*Request*:
Reproduce each line exactly.

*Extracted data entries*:
::::

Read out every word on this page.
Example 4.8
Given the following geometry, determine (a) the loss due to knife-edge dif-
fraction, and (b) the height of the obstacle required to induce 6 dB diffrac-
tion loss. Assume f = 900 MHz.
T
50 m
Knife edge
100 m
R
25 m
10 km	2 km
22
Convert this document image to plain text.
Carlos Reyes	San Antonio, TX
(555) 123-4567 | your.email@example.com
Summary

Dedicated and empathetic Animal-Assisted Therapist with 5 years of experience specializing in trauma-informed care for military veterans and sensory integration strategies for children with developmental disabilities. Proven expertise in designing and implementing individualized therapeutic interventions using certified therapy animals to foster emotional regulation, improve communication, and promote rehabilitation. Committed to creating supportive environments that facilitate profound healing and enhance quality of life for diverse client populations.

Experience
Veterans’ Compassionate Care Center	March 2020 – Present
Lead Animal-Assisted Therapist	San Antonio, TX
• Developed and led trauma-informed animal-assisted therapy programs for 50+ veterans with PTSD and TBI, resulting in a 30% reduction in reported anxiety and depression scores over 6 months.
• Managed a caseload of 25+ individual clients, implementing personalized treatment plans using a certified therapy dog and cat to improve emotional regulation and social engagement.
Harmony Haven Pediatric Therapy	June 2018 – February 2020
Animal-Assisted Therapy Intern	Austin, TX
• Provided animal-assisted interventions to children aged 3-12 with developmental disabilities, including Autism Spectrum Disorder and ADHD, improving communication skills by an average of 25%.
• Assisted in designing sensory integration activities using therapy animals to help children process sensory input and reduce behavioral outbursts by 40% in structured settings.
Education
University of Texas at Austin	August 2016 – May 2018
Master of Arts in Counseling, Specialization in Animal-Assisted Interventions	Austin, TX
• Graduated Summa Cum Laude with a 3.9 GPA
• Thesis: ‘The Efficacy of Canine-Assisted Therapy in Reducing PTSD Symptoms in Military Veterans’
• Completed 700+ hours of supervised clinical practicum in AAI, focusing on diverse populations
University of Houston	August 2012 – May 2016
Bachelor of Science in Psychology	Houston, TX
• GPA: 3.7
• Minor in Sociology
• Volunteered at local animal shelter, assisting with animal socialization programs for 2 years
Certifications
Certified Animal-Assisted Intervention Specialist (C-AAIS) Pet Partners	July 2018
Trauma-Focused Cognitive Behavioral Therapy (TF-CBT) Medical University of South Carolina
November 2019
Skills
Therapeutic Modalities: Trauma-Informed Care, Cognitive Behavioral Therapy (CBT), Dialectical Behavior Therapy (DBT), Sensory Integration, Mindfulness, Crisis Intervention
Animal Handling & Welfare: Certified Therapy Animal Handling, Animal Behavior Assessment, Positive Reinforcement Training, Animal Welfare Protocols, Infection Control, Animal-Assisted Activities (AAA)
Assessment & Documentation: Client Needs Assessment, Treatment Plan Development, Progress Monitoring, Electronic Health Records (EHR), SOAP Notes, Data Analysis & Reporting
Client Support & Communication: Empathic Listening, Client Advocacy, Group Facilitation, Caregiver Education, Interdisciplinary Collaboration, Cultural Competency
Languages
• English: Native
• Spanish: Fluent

::::

*Task response*:
Read out every word on this page.
Example 4.8
Given the following geometry, determine (a) the loss due to knife-edge dif-
fraction, and (b) the height of the obstacle required to induce 6 dB diffrac-
tion loss. Assume f = 900 MHz.
T
50 m
Knife edge
100 m
R
25 m
10 km	2 km
22
Convert this document image to plain text.
Carlos Reyes	San Antonio, TX
(555) 123-4567 | your.email@example.com
Summary

Dedicated and empathetic Animal-Assisted Therapist with 5 years of experience specializing in trauma-informed care for military veterans and sensory integration strategies for children with developmental disabilities. Proven expertise in designing and implementing individualized therapeutic interventions using certified therapy animals to foster emotional regulation, improve communication, and promote rehabilitation. Committed to creating supportive environments that facilitate profound healing and enhance quality of life for diverse client populations.

Experience
Veterans’ Compassionate Care Center	March 2020 – Present
Lead Animal-Assisted Therapist	San Antonio, TX
• Developed and led trauma-informed animal-assisted therapy programs for 50+ veterans with PTSD and TBI, resulting in a 30% reduction in reported anxiety and depression scores over 6 months.
• Managed a caseload of 25+ individual clients, implementing personalized treatment plans using a certified therapy dog and cat to improve emotional regulation and social engagement.
Harmony Haven Pediatric Therapy	June 2018 – February 2020
Animal-Assisted Therapy Intern	Austin, TX
• Provided animal-assisted interventions to children aged 3-12 with developmental disabilities, including Autism Spectrum Disorder and ADHD, improving communication skills by an average of 25%.
• Assisted in designing sensory integration activities using therapy animals to help children process sensory input and reduce behavioral outbursts by 40% in structured settings.
Education
University of Texas at Austin	August 2016 – May 2018
Master of Arts in Counseling, Specialization in Animal-Assisted Interventions	Austin, TX
• Graduated Summa Cum Laude with a 3.9 GPA
• Thesis: ‘The Efficacy of Canine-Assisted Therapy in Reducing PTSD Symptoms in Military Veterans’
• Completed 700+ hours of supervised clinical practicum in AAI, focusing on diverse populations
University of Houston	August 2012 – May 2016
Bachelor of Science in Psychology	Houston, TX
• GPA: 3.7
• Minor in Sociology
• Volunteered at local animal shelter, assisting with animal socialization programs for 2 years
Certifications
Certified Animal-Assisted Intervention Specialist (C-AAIS) Pet Partners	July 2018
Trauma-Focused Cognitive Behavioral Therapy (TF-CBT) Medical University of South Carolina
November 2019
Skills
Therapeutic Modalities: Trauma-Informed Care, Cognitive Behavioral Therapy (CBT), Dialectical Behavior Therapy (DBT), Sensory Integration, Mindfulness, Crisis Intervention
Animal Handling & Welfare: Certified Therapy Animal Handling, Animal Behavior Assessment, Positive Reinforcement Training, Animal Welfare Protocols, Infection Control, Animal-Assisted Activities (AAA)
Assessment & Documentation: Client Needs Assessment, Treatment Plan Development, Progress Monitoring, Electronic Health Records (EHR), SOAP Notes, Data Analysis & Reporting
Client Support & Communication: Empathic Listening, Client Advocacy, Group Facilitation, Caregiver Education, Interdisciplinary Collaboration, Cultural Competency
Languages
• English: Native
• Spanish: Fluent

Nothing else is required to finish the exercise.